**Aim of the exercise:** Transcribe the whole listing below without changing a word, but leave out every image.

**Extracted data entries:**
_ _ _ _ _ _ _
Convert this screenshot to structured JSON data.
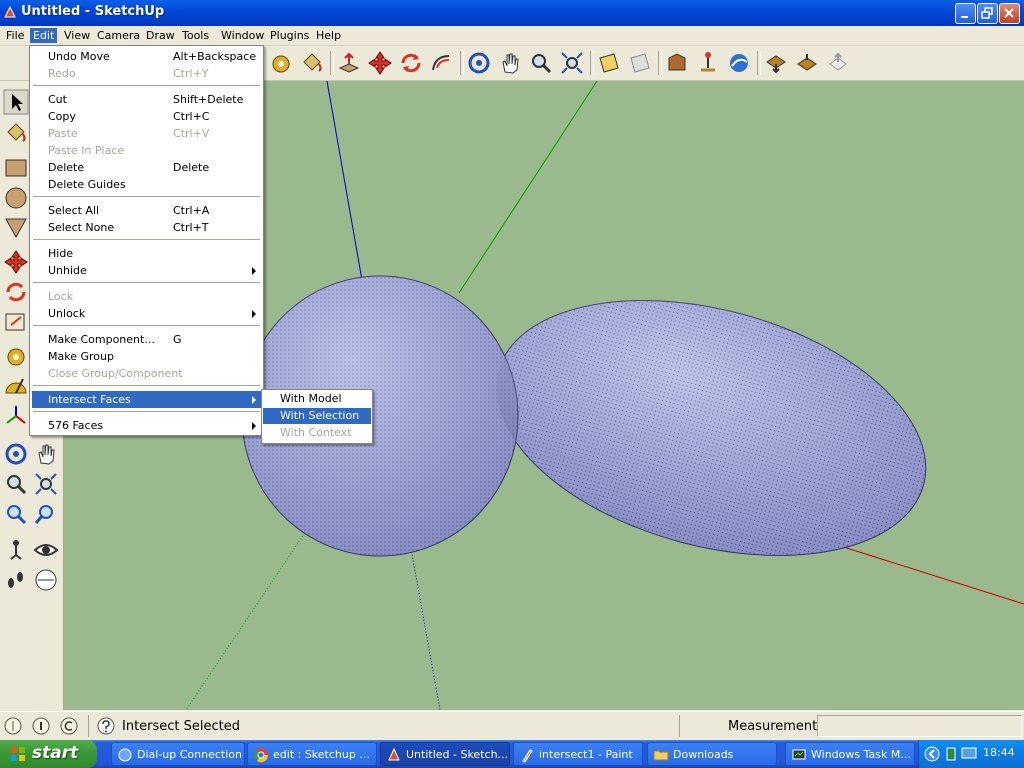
{
  "window": {
    "title": "Untitled - SketchUp",
    "minimize_icon": "minimize-icon",
    "maximize_icon": "restore-icon",
    "close_icon": "close-icon"
  },
  "menubar": {
    "items": [
      {
        "label": "File"
      },
      {
        "label": "Edit"
      },
      {
        "label": "View"
      },
      {
        "label": "Camera"
      },
      {
        "label": "Draw"
      },
      {
        "label": "Tools"
      },
      {
        "label": "Window"
      },
      {
        "label": "Plugins"
      },
      {
        "label": "Help"
      }
    ],
    "active": "Edit"
  },
  "edit_menu": {
    "items": [
      {
        "label": "Undo Move",
        "shortcut": "Alt+Backspace",
        "disabled": false
      },
      {
        "label": "Redo",
        "shortcut": "Ctrl+Y",
        "disabled": true
      },
      {
        "label": "Cut",
        "shortcut": "Shift+Delete",
        "disabled": false
      },
      {
        "label": "Copy",
        "shortcut": "Ctrl+C",
        "disabled": false
      },
      {
        "label": "Paste",
        "shortcut": "Ctrl+V",
        "disabled": true
      },
      {
        "label": "Paste In Place",
        "shortcut": "",
        "disabled": true
      },
      {
        "label": "Delete",
        "shortcut": "Delete",
        "disabled": false
      },
      {
        "label": "Delete Guides",
        "shortcut": "",
        "disabled": false
      },
      {
        "label": "Select All",
        "shortcut": "Ctrl+A",
        "disabled": false
      },
      {
        "label": "Select None",
        "shortcut": "Ctrl+T",
        "disabled": false
      },
      {
        "label": "Hide",
        "shortcut": "",
        "disabled": false
      },
      {
        "label": "Unhide",
        "shortcut": "",
        "disabled": false,
        "submenu": true
      },
      {
        "label": "Lock",
        "shortcut": "",
        "disabled": true
      },
      {
        "label": "Unlock",
        "shortcut": "",
        "disabled": false,
        "submenu": true
      },
      {
        "label": "Make Component...",
        "shortcut": "G",
        "disabled": false
      },
      {
        "label": "Make Group",
        "shortcut": "",
        "disabled": false
      },
      {
        "label": "Close Group/Component",
        "shortcut": "",
        "disabled": true
      },
      {
        "label": "Intersect Faces",
        "shortcut": "",
        "disabled": false,
        "submenu": true,
        "highlighted": true
      },
      {
        "label": "576 Faces",
        "shortcut": "",
        "disabled": false,
        "submenu": true
      }
    ]
  },
  "intersect_submenu": {
    "items": [
      {
        "label": "With Model",
        "disabled": false
      },
      {
        "label": "With Selection",
        "disabled": false,
        "highlighted": true
      },
      {
        "label": "With Context",
        "disabled": true
      }
    ]
  },
  "toolbar": {
    "icons": [
      "tape-measure-icon",
      "paint-bucket-icon",
      "push-pull-icon",
      "move-icon",
      "rotate-icon",
      "follow-me-icon",
      "orbit-icon",
      "pan-icon",
      "zoom-icon",
      "zoom-extents-icon",
      "section-plane-icon",
      "section-display-icon",
      "get-models-icon",
      "place-model-icon",
      "google-earth-icon",
      "get-current-view-icon",
      "toggle-terrain-icon",
      "share-model-icon"
    ]
  },
  "left_toolbar": {
    "icons": [
      "select-icon",
      "paint-bucket-icon",
      "rectangle-icon",
      "circle-icon",
      "polygon-icon",
      "move-icon",
      "rotate-icon",
      "scale-icon",
      "tape-measure-icon",
      "protractor-icon",
      "axes-icon",
      "orbit-icon",
      "pan-icon",
      "zoom-icon",
      "zoom-extents-icon",
      "previous-view-icon",
      "next-view-icon",
      "position-camera-icon",
      "look-around-icon",
      "walk-icon",
      "section-plane-icon"
    ]
  },
  "colors": {
    "viewport_bg": "#9ab98d",
    "sphere_fill": "#a7aee3",
    "menu_highlight": "#316ac5",
    "axis_red": "#d00000",
    "axis_green": "#00a000",
    "axis_blue": "#0000c8"
  },
  "statusbar": {
    "text": "Intersect Selected",
    "measurements_label": "Measurements",
    "measurements_value": ""
  },
  "taskbar": {
    "start_label": "start",
    "tasks": [
      {
        "label": "Dial-up Connection",
        "icon": "network-icon",
        "active": false
      },
      {
        "label": "edit : Sketchup ...",
        "icon": "chrome-icon",
        "active": false
      },
      {
        "label": "Untitled - Sketch...",
        "icon": "sketchup-icon",
        "active": true
      },
      {
        "label": "intersect1 - Paint",
        "icon": "paint-icon",
        "active": false
      },
      {
        "label": "Downloads",
        "icon": "folder-icon",
        "active": false
      },
      {
        "label": "Windows Task M...",
        "icon": "task-manager-icon",
        "active": false
      }
    ],
    "clock": "18:44"
  }
}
_ _ _ _ _ _ _
**Result below:**
Convert this screenshot to structured JSON data.
{
  "window": {
    "title": "Untitled - SketchUp",
    "minimize_icon": "minimize-icon",
    "maximize_icon": "restore-icon",
    "close_icon": "close-icon"
  },
  "menubar": {
    "items": [
      {
        "label": "File"
      },
      {
        "label": "Edit"
      },
      {
        "label": "View"
      },
      {
        "label": "Camera"
      },
      {
        "label": "Draw"
      },
      {
        "label": "Tools"
      },
      {
        "label": "Window"
      },
      {
        "label": "Plugins"
      },
      {
        "label": "Help"
      }
    ],
    "active": "Edit"
  },
  "edit_menu": {
    "items": [
      {
        "label": "Undo Move",
        "shortcut": "Alt+Backspace",
        "disabled": false
      },
      {
        "label": "Redo",
        "shortcut": "Ctrl+Y",
        "disabled": true
      },
      {
        "label": "Cut",
        "shortcut": "Shift+Delete",
        "disabled": false
      },
      {
        "label": "Copy",
        "shortcut": "Ctrl+C",
        "disabled": false
      },
      {
        "label": "Paste",
        "shortcut": "Ctrl+V",
        "disabled": true
      },
      {
        "label": "Paste In Place",
        "shortcut": "",
        "disabled": true
      },
      {
        "label": "Delete",
        "shortcut": "Delete",
        "disabled": false
      },
      {
        "label": "Delete Guides",
        "shortcut": "",
        "disabled": false
      },
      {
        "label": "Select All",
        "shortcut": "Ctrl+A",
        "disabled": false
      },
      {
        "label": "Select None",
        "shortcut": "Ctrl+T",
        "disabled": false
      },
      {
        "label": "Hide",
        "shortcut": "",
        "disabled": false
      },
      {
        "label": "Unhide",
        "shortcut": "",
        "disabled": false,
        "submenu": true
      },
      {
        "label": "Lock",
        "shortcut": "",
        "disabled": true
      },
      {
        "label": "Unlock",
        "shortcut": "",
        "disabled": false,
        "submenu": true
      },
      {
        "label": "Make Component...",
        "shortcut": "G",
        "disabled": false
      },
      {
        "label": "Make Group",
        "shortcut": "",
        "disabled": false
      },
      {
        "label": "Close Group/Component",
        "shortcut": "",
        "disabled": true
      },
      {
        "label": "Intersect Faces",
        "shortcut": "",
        "disabled": false,
        "submenu": true,
        "highlighted": true
      },
      {
        "label": "576 Faces",
        "shortcut": "",
        "disabled": false,
        "submenu": true
      }
    ]
  },
  "intersect_submenu": {
    "items": [
      {
        "label": "With Model",
        "disabled": false
      },
      {
        "label": "With Selection",
        "disabled": false,
        "highlighted": true
      },
      {
        "label": "With Context",
        "disabled": true
      }
    ]
  },
  "toolbar": {
    "icons": [
      "tape-measure-icon",
      "paint-bucket-icon",
      "push-pull-icon",
      "move-icon",
      "rotate-icon",
      "follow-me-icon",
      "orbit-icon",
      "pan-icon",
      "zoom-icon",
      "zoom-extents-icon",
      "section-plane-icon",
      "section-display-icon",
      "get-models-icon",
      "place-model-icon",
      "google-earth-icon",
      "get-current-view-icon",
      "toggle-terrain-icon",
      "share-model-icon"
    ]
  },
  "left_toolbar": {
    "icons": [
      "select-icon",
      "paint-bucket-icon",
      "rectangle-icon",
      "circle-icon",
      "polygon-icon",
      "move-icon",
      "rotate-icon",
      "scale-icon",
      "tape-measure-icon",
      "protractor-icon",
      "axes-icon",
      "orbit-icon",
      "pan-icon",
      "zoom-icon",
      "zoom-extents-icon",
      "previous-view-icon",
      "next-view-icon",
      "position-camera-icon",
      "look-around-icon",
      "walk-icon",
      "section-plane-icon"
    ]
  },
  "colors": {
    "viewport_bg": "#9ab98d",
    "sphere_fill": "#a7aee3",
    "menu_highlight": "#316ac5",
    "axis_red": "#d00000",
    "axis_green": "#00a000",
    "axis_blue": "#0000c8"
  },
  "statusbar": {
    "text": "Intersect Selected",
    "measurements_label": "Measurements",
    "measurements_value": ""
  },
  "taskbar": {
    "start_label": "start",
    "tasks": [
      {
        "label": "Dial-up Connection",
        "icon": "network-icon",
        "active": false
      },
      {
        "label": "edit : Sketchup ...",
        "icon": "chrome-icon",
        "active": false
      },
      {
        "label": "Untitled - Sketch...",
        "icon": "sketchup-icon",
        "active": true
      },
      {
        "label": "intersect1 - Paint",
        "icon": "paint-icon",
        "active": false
      },
      {
        "label": "Downloads",
        "icon": "folder-icon",
        "active": false
      },
      {
        "label": "Windows Task M...",
        "icon": "task-manager-icon",
        "active": false
      }
    ],
    "clock": "18:44"
  }
}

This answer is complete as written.